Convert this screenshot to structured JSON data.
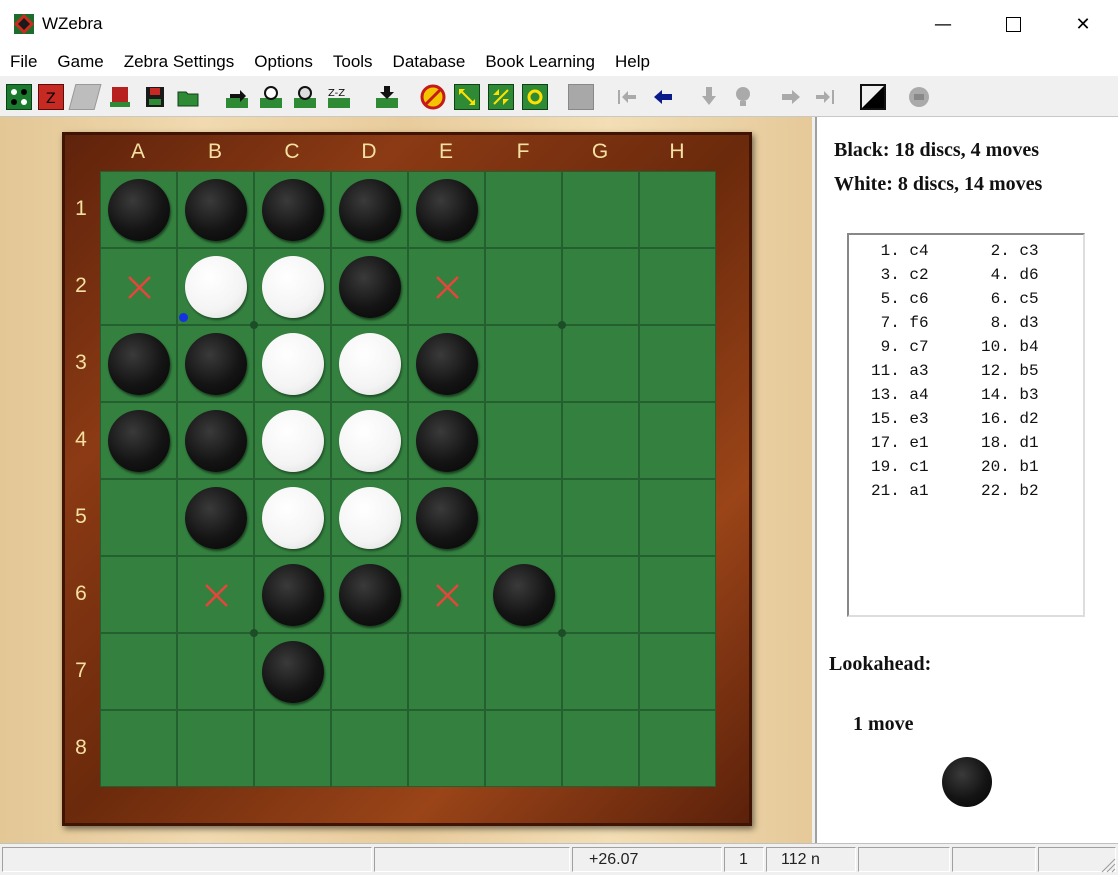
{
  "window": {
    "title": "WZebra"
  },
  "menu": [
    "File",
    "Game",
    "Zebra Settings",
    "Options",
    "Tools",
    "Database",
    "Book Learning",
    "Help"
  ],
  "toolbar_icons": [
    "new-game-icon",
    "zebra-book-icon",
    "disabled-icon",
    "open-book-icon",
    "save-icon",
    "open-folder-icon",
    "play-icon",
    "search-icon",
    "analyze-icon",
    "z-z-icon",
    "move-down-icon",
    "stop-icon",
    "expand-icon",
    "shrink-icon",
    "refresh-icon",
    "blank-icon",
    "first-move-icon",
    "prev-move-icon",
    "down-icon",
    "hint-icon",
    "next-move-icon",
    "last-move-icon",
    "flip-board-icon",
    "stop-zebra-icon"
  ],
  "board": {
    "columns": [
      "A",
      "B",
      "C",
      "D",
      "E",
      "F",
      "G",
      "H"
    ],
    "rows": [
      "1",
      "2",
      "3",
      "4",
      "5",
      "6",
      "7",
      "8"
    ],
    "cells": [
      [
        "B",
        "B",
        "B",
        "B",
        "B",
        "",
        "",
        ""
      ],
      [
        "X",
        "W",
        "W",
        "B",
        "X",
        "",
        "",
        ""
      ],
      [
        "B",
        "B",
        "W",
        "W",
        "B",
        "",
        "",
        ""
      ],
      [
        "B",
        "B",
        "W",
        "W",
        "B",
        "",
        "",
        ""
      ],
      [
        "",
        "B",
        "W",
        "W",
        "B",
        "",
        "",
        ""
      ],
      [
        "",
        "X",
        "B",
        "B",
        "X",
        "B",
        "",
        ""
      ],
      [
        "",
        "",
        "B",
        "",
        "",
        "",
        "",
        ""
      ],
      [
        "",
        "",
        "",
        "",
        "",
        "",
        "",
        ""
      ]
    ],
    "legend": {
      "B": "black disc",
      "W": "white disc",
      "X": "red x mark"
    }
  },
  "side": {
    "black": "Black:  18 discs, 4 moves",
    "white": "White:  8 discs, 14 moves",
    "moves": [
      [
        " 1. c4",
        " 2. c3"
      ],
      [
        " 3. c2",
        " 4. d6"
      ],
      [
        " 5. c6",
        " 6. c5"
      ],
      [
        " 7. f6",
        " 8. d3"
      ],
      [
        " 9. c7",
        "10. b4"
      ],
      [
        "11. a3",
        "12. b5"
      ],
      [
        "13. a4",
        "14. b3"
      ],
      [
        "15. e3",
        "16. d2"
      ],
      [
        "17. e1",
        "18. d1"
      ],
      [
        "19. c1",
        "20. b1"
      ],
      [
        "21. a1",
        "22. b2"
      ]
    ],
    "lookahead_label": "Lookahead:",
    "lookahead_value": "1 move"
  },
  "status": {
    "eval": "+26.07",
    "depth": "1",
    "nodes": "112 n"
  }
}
■ ■ ■ ■ ■ ■ ■
◆ Exercise:
Take the entries shown above and quote them verbatim, passing over the pictures.

◆ Answer to the exercise:
Convert this screenshot to structured JSON data.
{
  "window": {
    "title": "WZebra"
  },
  "menu": [
    "File",
    "Game",
    "Zebra Settings",
    "Options",
    "Tools",
    "Database",
    "Book Learning",
    "Help"
  ],
  "toolbar_icons": [
    "new-game-icon",
    "zebra-book-icon",
    "disabled-icon",
    "open-book-icon",
    "save-icon",
    "open-folder-icon",
    "play-icon",
    "search-icon",
    "analyze-icon",
    "z-z-icon",
    "move-down-icon",
    "stop-icon",
    "expand-icon",
    "shrink-icon",
    "refresh-icon",
    "blank-icon",
    "first-move-icon",
    "prev-move-icon",
    "down-icon",
    "hint-icon",
    "next-move-icon",
    "last-move-icon",
    "flip-board-icon",
    "stop-zebra-icon"
  ],
  "board": {
    "columns": [
      "A",
      "B",
      "C",
      "D",
      "E",
      "F",
      "G",
      "H"
    ],
    "rows": [
      "1",
      "2",
      "3",
      "4",
      "5",
      "6",
      "7",
      "8"
    ],
    "cells": [
      [
        "B",
        "B",
        "B",
        "B",
        "B",
        "",
        "",
        ""
      ],
      [
        "X",
        "W",
        "W",
        "B",
        "X",
        "",
        "",
        ""
      ],
      [
        "B",
        "B",
        "W",
        "W",
        "B",
        "",
        "",
        ""
      ],
      [
        "B",
        "B",
        "W",
        "W",
        "B",
        "",
        "",
        ""
      ],
      [
        "",
        "B",
        "W",
        "W",
        "B",
        "",
        "",
        ""
      ],
      [
        "",
        "X",
        "B",
        "B",
        "X",
        "B",
        "",
        ""
      ],
      [
        "",
        "",
        "B",
        "",
        "",
        "",
        "",
        ""
      ],
      [
        "",
        "",
        "",
        "",
        "",
        "",
        "",
        ""
      ]
    ],
    "legend": {
      "B": "black disc",
      "W": "white disc",
      "X": "red x mark"
    }
  },
  "side": {
    "black": "Black:  18 discs, 4 moves",
    "white": "White:  8 discs, 14 moves",
    "moves": [
      [
        " 1. c4",
        " 2. c3"
      ],
      [
        " 3. c2",
        " 4. d6"
      ],
      [
        " 5. c6",
        " 6. c5"
      ],
      [
        " 7. f6",
        " 8. d3"
      ],
      [
        " 9. c7",
        "10. b4"
      ],
      [
        "11. a3",
        "12. b5"
      ],
      [
        "13. a4",
        "14. b3"
      ],
      [
        "15. e3",
        "16. d2"
      ],
      [
        "17. e1",
        "18. d1"
      ],
      [
        "19. c1",
        "20. b1"
      ],
      [
        "21. a1",
        "22. b2"
      ]
    ],
    "lookahead_label": "Lookahead:",
    "lookahead_value": "1 move"
  },
  "status": {
    "eval": "+26.07",
    "depth": "1",
    "nodes": "112 n"
  }
}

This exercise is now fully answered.